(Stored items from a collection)
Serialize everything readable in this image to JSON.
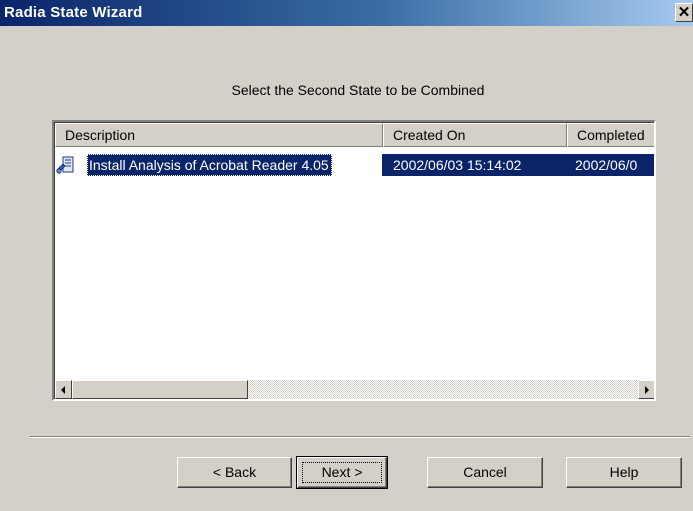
{
  "window": {
    "title": "Radia State Wizard",
    "close_symbol": "✕"
  },
  "instruction": "Select the Second State to be Combined",
  "list": {
    "columns": [
      "Description",
      "Created On",
      "Completed"
    ],
    "rows": [
      {
        "icon": "state-file-icon",
        "description": "Install Analysis of Acrobat Reader 4.05",
        "created_on": "2002/06/03 15:14:02",
        "completed": "2002/06/0",
        "selected": true
      }
    ]
  },
  "buttons": {
    "back": "< Back",
    "next": "Next >",
    "cancel": "Cancel",
    "help": "Help"
  },
  "colors": {
    "title_gradient_start": "#0a246a",
    "title_gradient_end": "#a6caf0",
    "selection": "#0a246a",
    "face": "#d4d0c8"
  }
}
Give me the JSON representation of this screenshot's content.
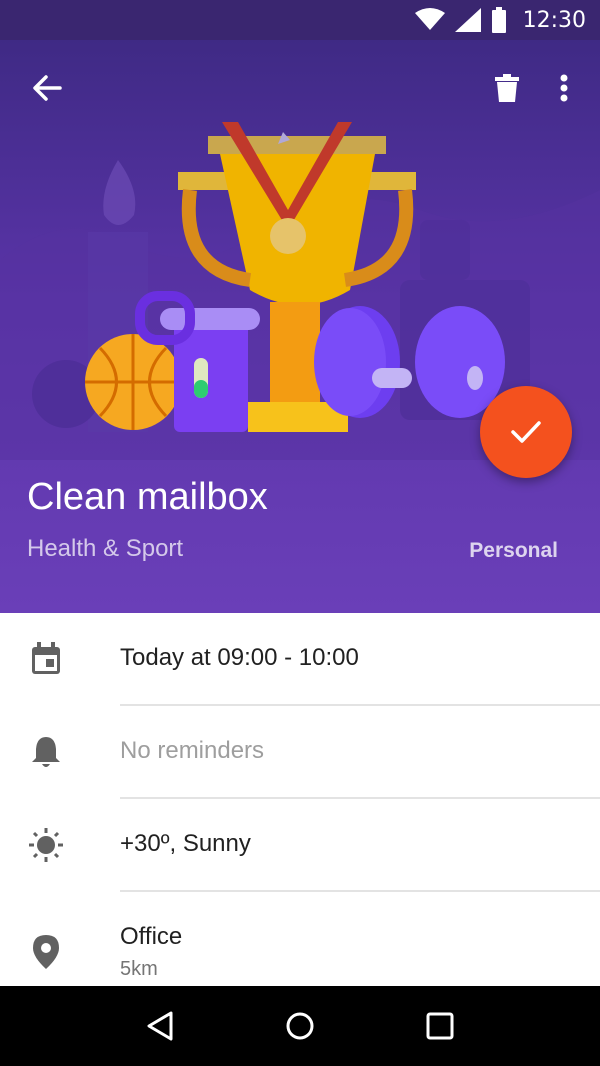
{
  "status_bar": {
    "time": "12:30",
    "icons": [
      "wifi-icon",
      "signal-icon",
      "battery-icon"
    ]
  },
  "app_bar": {
    "back_icon": "arrow-back-icon",
    "delete_icon": "trash-icon",
    "more_icon": "more-vert-icon"
  },
  "task": {
    "title": "Clean mailbox",
    "category": "Health & Sport",
    "list": "Personal"
  },
  "fab": {
    "icon": "check-icon",
    "color": "#f4511e"
  },
  "details": [
    {
      "icon": "calendar-icon",
      "text": "Today at 09:00 - 10:00",
      "muted": false
    },
    {
      "icon": "bell-icon",
      "text": "No reminders",
      "muted": true
    },
    {
      "icon": "sun-icon",
      "text": "+30º, Sunny",
      "muted": false
    },
    {
      "icon": "location-pin-icon",
      "text": "Office",
      "subtext": "5km",
      "muted": false
    }
  ],
  "nav_bar": {
    "back": "triangle-back-icon",
    "home": "circle-home-icon",
    "recents": "square-recents-icon"
  },
  "colors": {
    "primary": "#5a34a8",
    "status_bar": "#3a2670",
    "accent": "#f4511e"
  }
}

# [Direction]
Write out each line again precisely as it appears, skipping every picture.

# [Answer in full]
Serialize everything readable in this image to JSON.
{
  "window": {
    "title": "Radia State Wizard",
    "close_symbol": "✕"
  },
  "instruction": "Select the Second State to be Combined",
  "list": {
    "columns": [
      "Description",
      "Created On",
      "Completed"
    ],
    "rows": [
      {
        "icon": "state-file-icon",
        "description": "Install Analysis of Acrobat Reader 4.05",
        "created_on": "2002/06/03 15:14:02",
        "completed": "2002/06/0",
        "selected": true
      }
    ]
  },
  "buttons": {
    "back": "< Back",
    "next": "Next >",
    "cancel": "Cancel",
    "help": "Help"
  },
  "colors": {
    "title_gradient_start": "#0a246a",
    "title_gradient_end": "#a6caf0",
    "selection": "#0a246a",
    "face": "#d4d0c8"
  }
}
Give me the JSON representation of this screenshot's content.
{
  "status_bar": {
    "time": "12:30",
    "icons": [
      "wifi-icon",
      "signal-icon",
      "battery-icon"
    ]
  },
  "app_bar": {
    "back_icon": "arrow-back-icon",
    "delete_icon": "trash-icon",
    "more_icon": "more-vert-icon"
  },
  "task": {
    "title": "Clean mailbox",
    "category": "Health & Sport",
    "list": "Personal"
  },
  "fab": {
    "icon": "check-icon",
    "color": "#f4511e"
  },
  "details": [
    {
      "icon": "calendar-icon",
      "text": "Today at 09:00 - 10:00",
      "muted": false
    },
    {
      "icon": "bell-icon",
      "text": "No reminders",
      "muted": true
    },
    {
      "icon": "sun-icon",
      "text": "+30º, Sunny",
      "muted": false
    },
    {
      "icon": "location-pin-icon",
      "text": "Office",
      "subtext": "5km",
      "muted": false
    }
  ],
  "nav_bar": {
    "back": "triangle-back-icon",
    "home": "circle-home-icon",
    "recents": "square-recents-icon"
  },
  "colors": {
    "primary": "#5a34a8",
    "status_bar": "#3a2670",
    "accent": "#f4511e"
  }
}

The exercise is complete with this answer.